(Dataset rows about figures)
————————
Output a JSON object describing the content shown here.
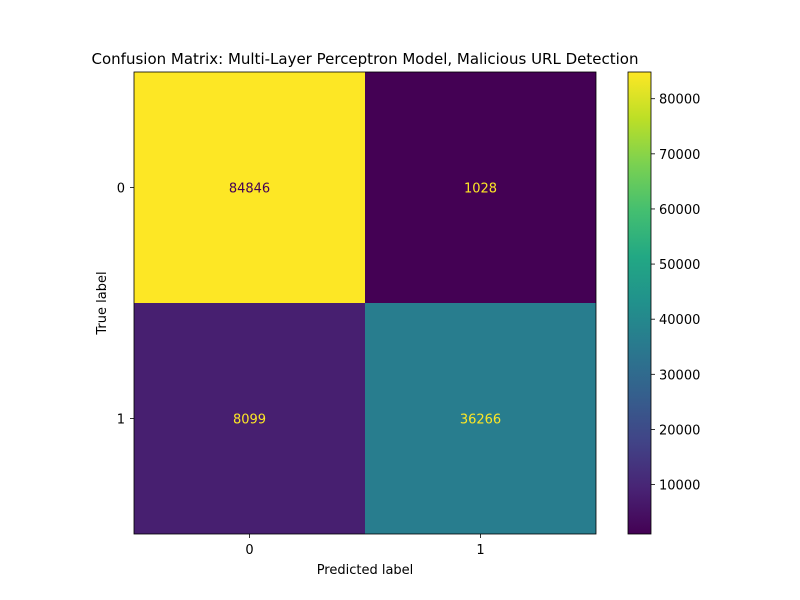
{
  "chart_data": {
    "type": "heatmap",
    "title": "Confusion Matrix: Multi-Layer Perceptron Model, Malicious URL Detection",
    "xlabel": "Predicted label",
    "ylabel": "True label",
    "x_categories": [
      "0",
      "1"
    ],
    "y_categories": [
      "0",
      "1"
    ],
    "values": [
      [
        84846,
        1028
      ],
      [
        8099,
        36266
      ]
    ],
    "colormap": "viridis",
    "colorbar": {
      "ticks": [
        10000,
        20000,
        30000,
        40000,
        50000,
        60000,
        70000,
        80000
      ],
      "tick_labels": [
        "10000",
        "20000",
        "30000",
        "40000",
        "50000",
        "60000",
        "70000",
        "80000"
      ],
      "range": [
        1028,
        84846
      ]
    },
    "text_colors": {
      "on_dark": "#fde725",
      "on_light": "#440154"
    }
  }
}
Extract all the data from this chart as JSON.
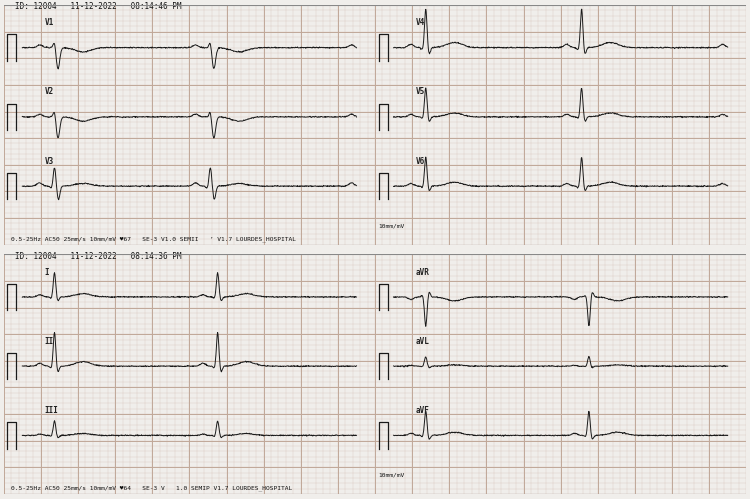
{
  "background_color": "#f0eeeb",
  "grid_minor_color": "#d8c8c0",
  "grid_major_color": "#c0a898",
  "ecg_color": "#1a1a1a",
  "panel1": {
    "header": "ID: 12004   11-12-2022   08:14:46 PM",
    "footer": "0.5-25Hz AC50 25mm/s 10mm/mV ♥67   SE-3 V1.0 SEMII   ’ V1.7 LOURDES_HOSPITAL",
    "footer2": "10mm/mV",
    "leads": [
      "V1",
      "V2",
      "V3",
      "V4",
      "V5",
      "V6"
    ],
    "heart_rate": 67
  },
  "panel2": {
    "header": "ID: 12004   11-12-2022   08:14:36 PM",
    "footer": "0.5-25Hz AC50 25mm/s 10mm/mV ♥64   SE-3 V   1.0 SEMIP V1.7 LOURDES_HOSPITAL",
    "footer2": "10mm/mV",
    "leads": [
      "I",
      "II",
      "III",
      "aVR",
      "aVL",
      "aVF"
    ],
    "heart_rate": 64
  },
  "figsize": [
    7.5,
    4.99
  ],
  "dpi": 100
}
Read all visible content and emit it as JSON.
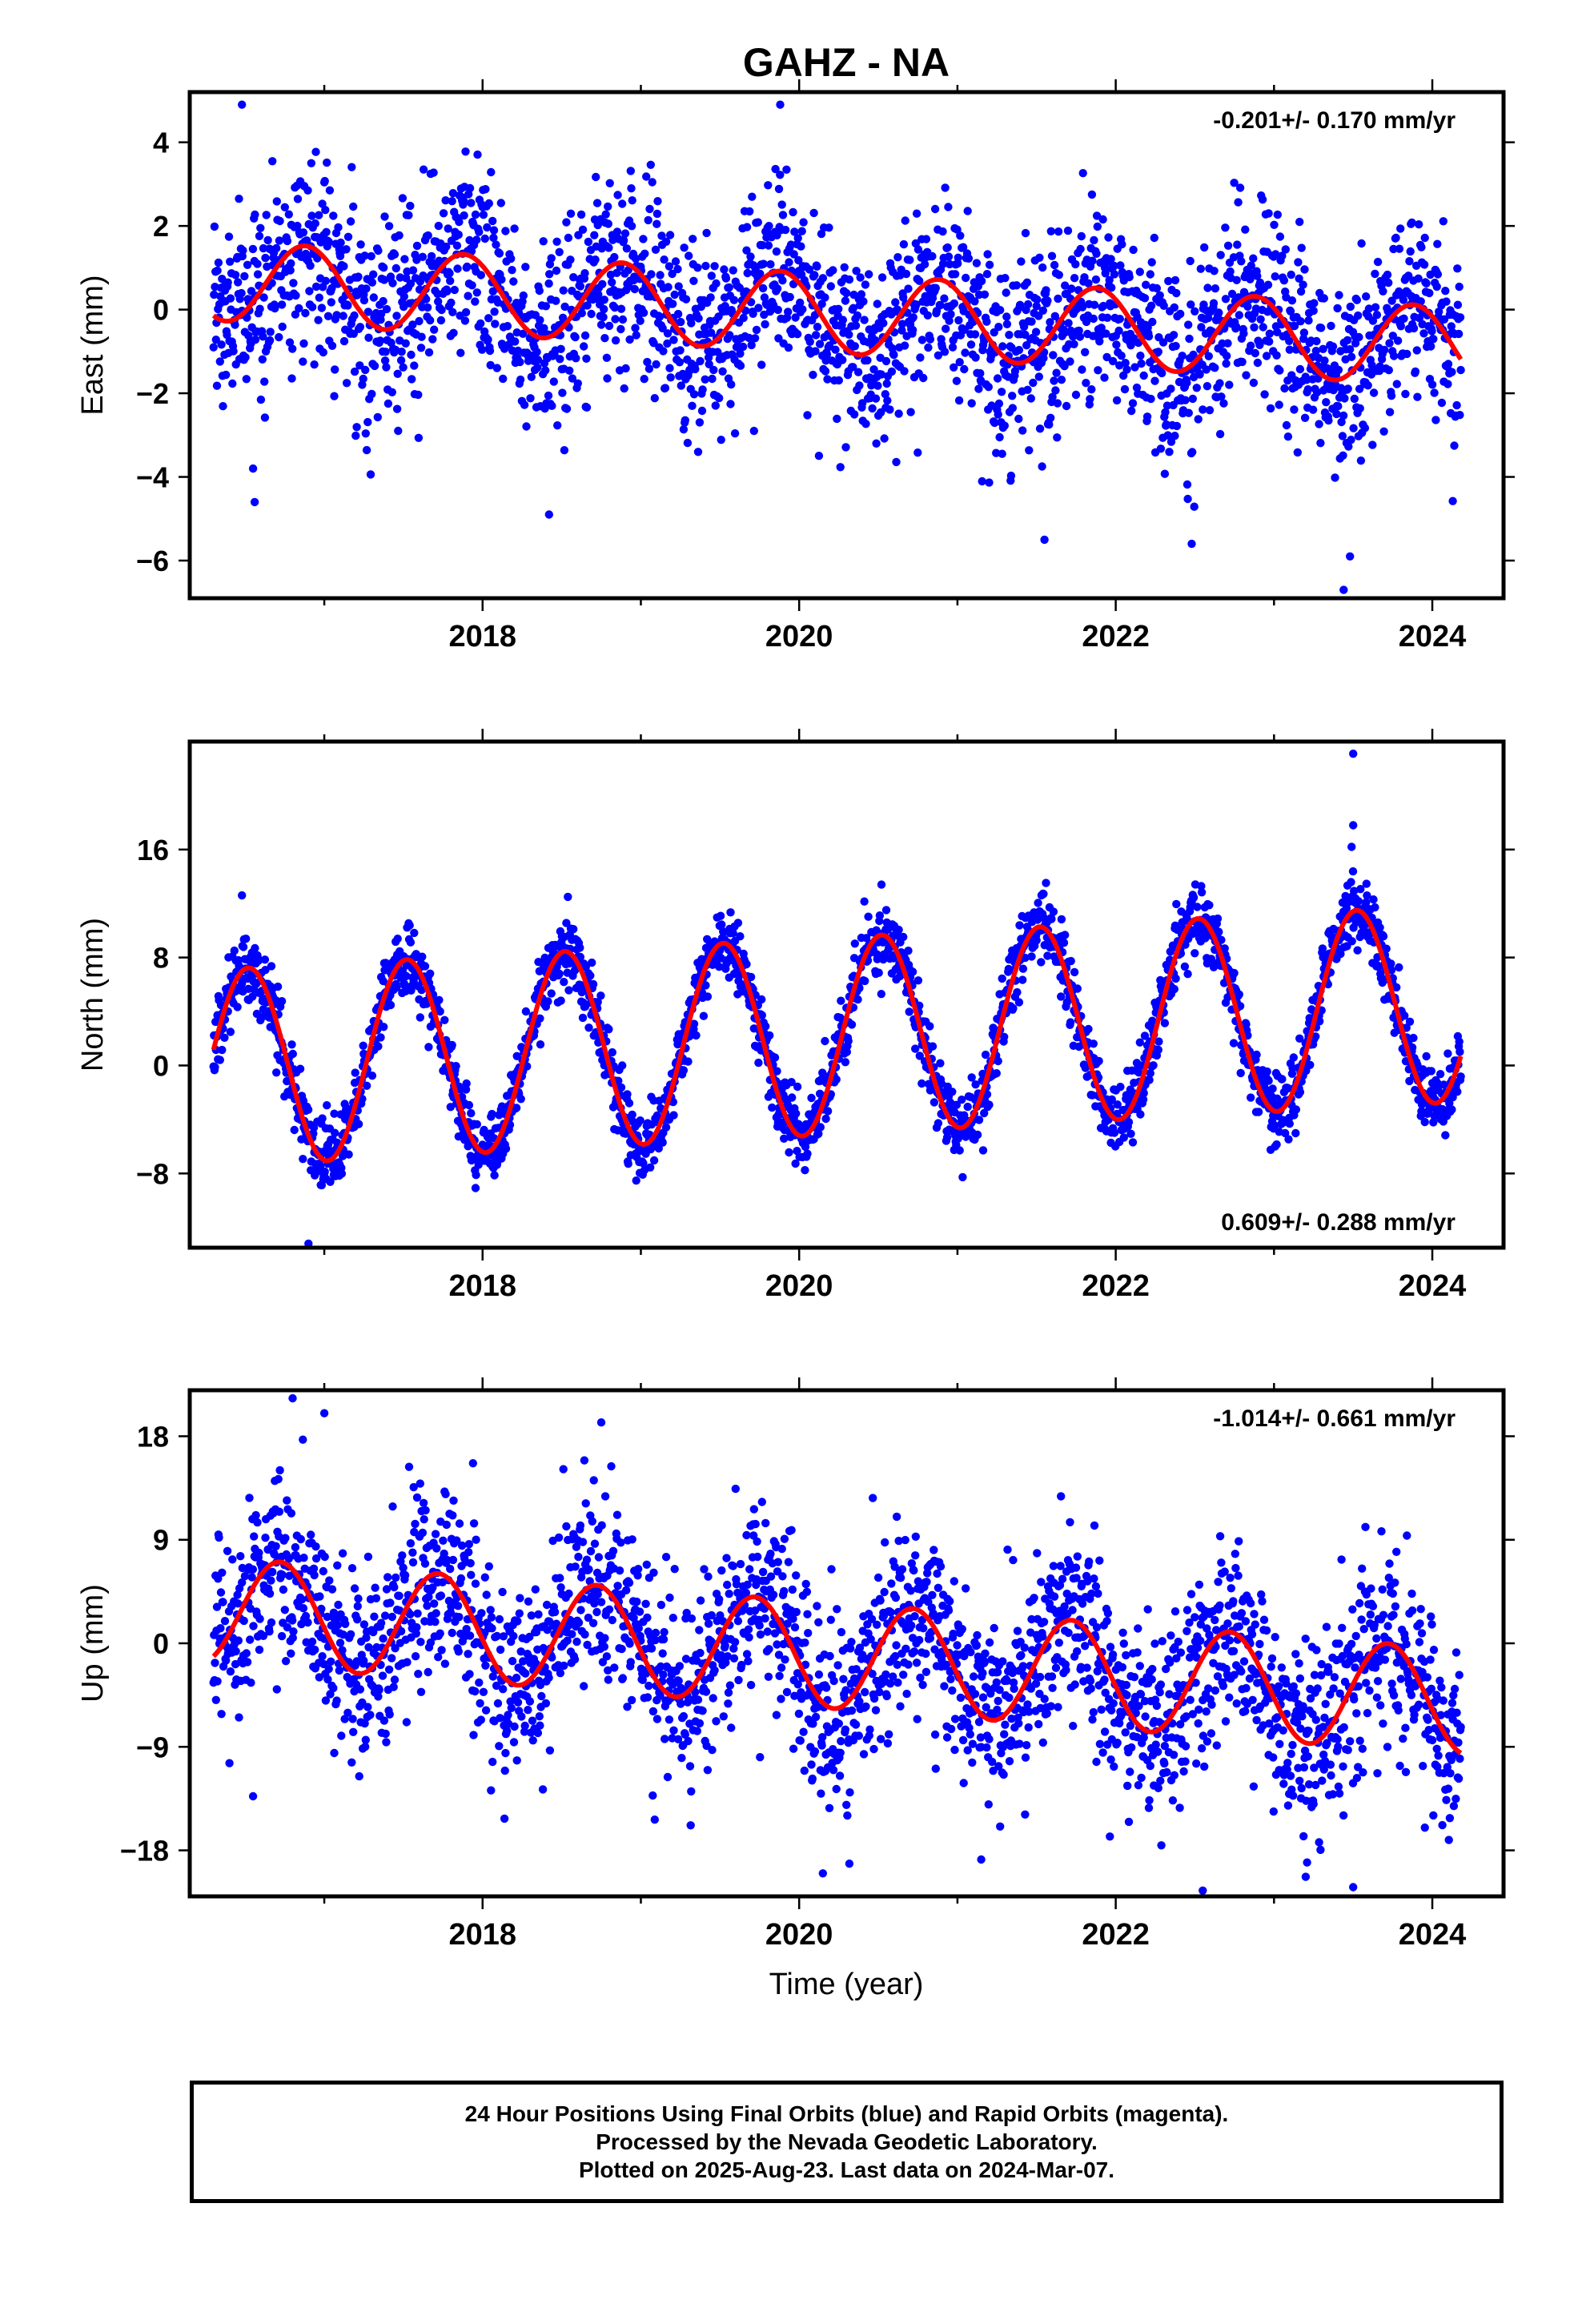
{
  "title": "GAHZ - NA",
  "xlabel": "Time (year)",
  "colors": {
    "points": "#0000ff",
    "fit": "#ff0000",
    "frame": "#000000"
  },
  "caption": {
    "line1": "24 Hour Positions Using Final Orbits (blue) and Rapid Orbits (magenta).",
    "line2": "Processed by the Nevada Geodetic Laboratory.",
    "line3": "Plotted on 2025-Aug-23. Last data on 2024-Mar-07."
  },
  "chart_data": [
    {
      "type": "scatter",
      "ylabel": "East (mm)",
      "rate_text": "-0.201+/- 0.170 mm/yr",
      "rate_position": "top-right",
      "xlim": [
        2016.15,
        2024.45
      ],
      "ylim": [
        -6.9,
        5.2
      ],
      "xticks": [
        2018,
        2020,
        2022,
        2024
      ],
      "yticks": [
        -6,
        -4,
        -2,
        0,
        2,
        4
      ],
      "x_start": 2016.3,
      "x_end": 2024.18,
      "fit": {
        "offset": 0.69,
        "trend": -0.201,
        "amplitude": 0.95,
        "peak_phase": 0.88
      },
      "scatter_sigma": 1.15,
      "outliers": [
        {
          "x": 2016.48,
          "y": 4.9
        },
        {
          "x": 2016.55,
          "y": -3.8
        },
        {
          "x": 2016.56,
          "y": -4.6
        },
        {
          "x": 2018.42,
          "y": -4.9
        },
        {
          "x": 2019.88,
          "y": 4.9
        },
        {
          "x": 2021.55,
          "y": -5.5
        },
        {
          "x": 2022.48,
          "y": -5.6
        },
        {
          "x": 2023.48,
          "y": -5.9
        },
        {
          "x": 2023.44,
          "y": -6.7
        }
      ]
    },
    {
      "type": "scatter",
      "ylabel": "North (mm)",
      "rate_text": "0.609+/- 0.288 mm/yr",
      "rate_position": "bottom-right",
      "xlim": [
        2016.15,
        2024.45
      ],
      "ylim": [
        -13.5,
        24
      ],
      "xticks": [
        2018,
        2020,
        2022,
        2024
      ],
      "yticks": [
        -8,
        0,
        8,
        16
      ],
      "x_start": 2016.3,
      "x_end": 2024.18,
      "fit": {
        "offset": -0.2,
        "trend": 0.609,
        "amplitude": 7.3,
        "peak_phase": 0.52
      },
      "scatter_sigma": 1.3,
      "outliers": [
        {
          "x": 2016.48,
          "y": 12.6
        },
        {
          "x": 2016.9,
          "y": -13.2
        },
        {
          "x": 2020.52,
          "y": 13.4
        },
        {
          "x": 2023.5,
          "y": 23.1
        },
        {
          "x": 2023.5,
          "y": 17.8
        },
        {
          "x": 2023.49,
          "y": 16.2
        }
      ]
    },
    {
      "type": "scatter",
      "ylabel": "Up (mm)",
      "rate_text": "-1.014+/- 0.661 mm/yr",
      "rate_position": "top-right",
      "xlim": [
        2016.15,
        2024.45
      ],
      "ylim": [
        -22,
        22
      ],
      "xticks": [
        2018,
        2020,
        2022,
        2024
      ],
      "yticks": [
        -18,
        -9,
        0,
        9,
        18
      ],
      "x_start": 2016.3,
      "x_end": 2024.18,
      "fit": {
        "offset": 2.9,
        "trend": -1.014,
        "amplitude": 4.6,
        "peak_phase": 0.72
      },
      "scatter_sigma": 4.2,
      "outliers": [
        {
          "x": 2016.55,
          "y": -13.3
        },
        {
          "x": 2016.8,
          "y": 21.3
        },
        {
          "x": 2017.0,
          "y": 20.0
        },
        {
          "x": 2018.75,
          "y": 19.2
        },
        {
          "x": 2020.15,
          "y": -20.0
        },
        {
          "x": 2021.15,
          "y": -18.8
        },
        {
          "x": 2022.55,
          "y": -21.5
        },
        {
          "x": 2023.2,
          "y": -20.3
        },
        {
          "x": 2023.5,
          "y": -21.2
        }
      ]
    }
  ]
}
————————
Retype the whole listing exactly and leave the pictures out.

Output a JSON object describing the content shown here.
{
  "chart_data": {
    "type": "heatmap",
    "title": "Confusion Matrix: Multi-Layer Perceptron Model, Malicious URL Detection",
    "xlabel": "Predicted label",
    "ylabel": "True label",
    "x_categories": [
      "0",
      "1"
    ],
    "y_categories": [
      "0",
      "1"
    ],
    "values": [
      [
        84846,
        1028
      ],
      [
        8099,
        36266
      ]
    ],
    "colormap": "viridis",
    "colorbar": {
      "ticks": [
        10000,
        20000,
        30000,
        40000,
        50000,
        60000,
        70000,
        80000
      ],
      "tick_labels": [
        "10000",
        "20000",
        "30000",
        "40000",
        "50000",
        "60000",
        "70000",
        "80000"
      ],
      "range": [
        1028,
        84846
      ]
    },
    "text_colors": {
      "on_dark": "#fde725",
      "on_light": "#440154"
    }
  }
}
Extract all the data from this chart as JSON.
{
  "background_color": "#f0eeeb",
  "grid_minor_color": "#d8c8c0",
  "grid_major_color": "#c0a898",
  "ecg_color": "#1a1a1a",
  "panel1": {
    "header": "ID: 12004   11-12-2022   08:14:46 PM",
    "footer": "0.5-25Hz AC50 25mm/s 10mm/mV ♥67   SE-3 V1.0 SEMII   ’ V1.7 LOURDES_HOSPITAL",
    "footer2": "10mm/mV",
    "leads": [
      "V1",
      "V2",
      "V3",
      "V4",
      "V5",
      "V6"
    ],
    "heart_rate": 67
  },
  "panel2": {
    "header": "ID: 12004   11-12-2022   08:14:36 PM",
    "footer": "0.5-25Hz AC50 25mm/s 10mm/mV ♥64   SE-3 V   1.0 SEMIP V1.7 LOURDES_HOSPITAL",
    "footer2": "10mm/mV",
    "leads": [
      "I",
      "II",
      "III",
      "aVR",
      "aVL",
      "aVF"
    ],
    "heart_rate": 64
  },
  "figsize": [
    7.5,
    4.99
  ],
  "dpi": 100
}
Read all visible content and emit it as JSON.
{
  "title": "GAHZ - NA",
  "xlabel": "Time (year)",
  "colors": {
    "points": "#0000ff",
    "fit": "#ff0000",
    "frame": "#000000"
  },
  "caption": {
    "line1": "24 Hour Positions Using Final Orbits (blue) and Rapid Orbits (magenta).",
    "line2": "Processed by the Nevada Geodetic Laboratory.",
    "line3": "Plotted on 2025-Aug-23. Last data on 2024-Mar-07."
  },
  "chart_data": [
    {
      "type": "scatter",
      "ylabel": "East (mm)",
      "rate_text": "-0.201+/- 0.170 mm/yr",
      "rate_position": "top-right",
      "xlim": [
        2016.15,
        2024.45
      ],
      "ylim": [
        -6.9,
        5.2
      ],
      "xticks": [
        2018,
        2020,
        2022,
        2024
      ],
      "yticks": [
        -6,
        -4,
        -2,
        0,
        2,
        4
      ],
      "x_start": 2016.3,
      "x_end": 2024.18,
      "fit": {
        "offset": 0.69,
        "trend": -0.201,
        "amplitude": 0.95,
        "peak_phase": 0.88
      },
      "scatter_sigma": 1.15,
      "outliers": [
        {
          "x": 2016.48,
          "y": 4.9
        },
        {
          "x": 2016.55,
          "y": -3.8
        },
        {
          "x": 2016.56,
          "y": -4.6
        },
        {
          "x": 2018.42,
          "y": -4.9
        },
        {
          "x": 2019.88,
          "y": 4.9
        },
        {
          "x": 2021.55,
          "y": -5.5
        },
        {
          "x": 2022.48,
          "y": -5.6
        },
        {
          "x": 2023.48,
          "y": -5.9
        },
        {
          "x": 2023.44,
          "y": -6.7
        }
      ]
    },
    {
      "type": "scatter",
      "ylabel": "North (mm)",
      "rate_text": "0.609+/- 0.288 mm/yr",
      "rate_position": "bottom-right",
      "xlim": [
        2016.15,
        2024.45
      ],
      "ylim": [
        -13.5,
        24
      ],
      "xticks": [
        2018,
        2020,
        2022,
        2024
      ],
      "yticks": [
        -8,
        0,
        8,
        16
      ],
      "x_start": 2016.3,
      "x_end": 2024.18,
      "fit": {
        "offset": -0.2,
        "trend": 0.609,
        "amplitude": 7.3,
        "peak_phase": 0.52
      },
      "scatter_sigma": 1.3,
      "outliers": [
        {
          "x": 2016.48,
          "y": 12.6
        },
        {
          "x": 2016.9,
          "y": -13.2
        },
        {
          "x": 2020.52,
          "y": 13.4
        },
        {
          "x": 2023.5,
          "y": 23.1
        },
        {
          "x": 2023.5,
          "y": 17.8
        },
        {
          "x": 2023.49,
          "y": 16.2
        }
      ]
    },
    {
      "type": "scatter",
      "ylabel": "Up (mm)",
      "rate_text": "-1.014+/- 0.661 mm/yr",
      "rate_position": "top-right",
      "xlim": [
        2016.15,
        2024.45
      ],
      "ylim": [
        -22,
        22
      ],
      "xticks": [
        2018,
        2020,
        2022,
        2024
      ],
      "yticks": [
        -18,
        -9,
        0,
        9,
        18
      ],
      "x_start": 2016.3,
      "x_end": 2024.18,
      "fit": {
        "offset": 2.9,
        "trend": -1.014,
        "amplitude": 4.6,
        "peak_phase": 0.72
      },
      "scatter_sigma": 4.2,
      "outliers": [
        {
          "x": 2016.55,
          "y": -13.3
        },
        {
          "x": 2016.8,
          "y": 21.3
        },
        {
          "x": 2017.0,
          "y": 20.0
        },
        {
          "x": 2018.75,
          "y": 19.2
        },
        {
          "x": 2020.15,
          "y": -20.0
        },
        {
          "x": 2021.15,
          "y": -18.8
        },
        {
          "x": 2022.55,
          "y": -21.5
        },
        {
          "x": 2023.2,
          "y": -20.3
        },
        {
          "x": 2023.5,
          "y": -21.2
        }
      ]
    }
  ]
}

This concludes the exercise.